The records below must be transcribed exactly. Do not include the pictures.

* _Records supplied_
....
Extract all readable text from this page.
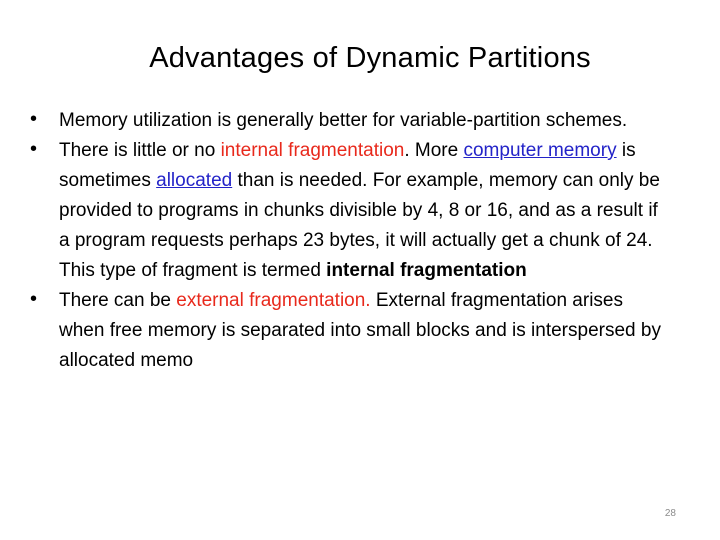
Advantages of Dynamic Partitions
• Memory utilization is generally better for variable-partition schemes.
• There is little or no internal fragmentation. More computer memory is sometimes allocated than is needed. For example, memory can only be provided to programs in chunks divisible by 4, 8 or 16, and as a result if a program requests perhaps 23 bytes, it will actually get a chunk of 24. This type of fragment is termed internal fragmentation
• There can be external fragmentation. External fragmentation arises when free memory is separated into small blocks and is interspersed by allocated memo
28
....
* _Correct result_
Extract all readable text from this page.
Advantages of Dynamic Partitions
• Memory utilization is generally better for variable-partition schemes.
• There is little or no internal fragmentation. More computer memory is sometimes allocated than is needed. For example, memory can only be provided to programs in chunks divisible by 4, 8 or 16, and as a result if a program requests perhaps 23 bytes, it will actually get a chunk of 24. This type of fragment is termed internal fragmentation
• There can be external fragmentation. External fragmentation arises when free memory is separated into small blocks and is interspersed by allocated memo
28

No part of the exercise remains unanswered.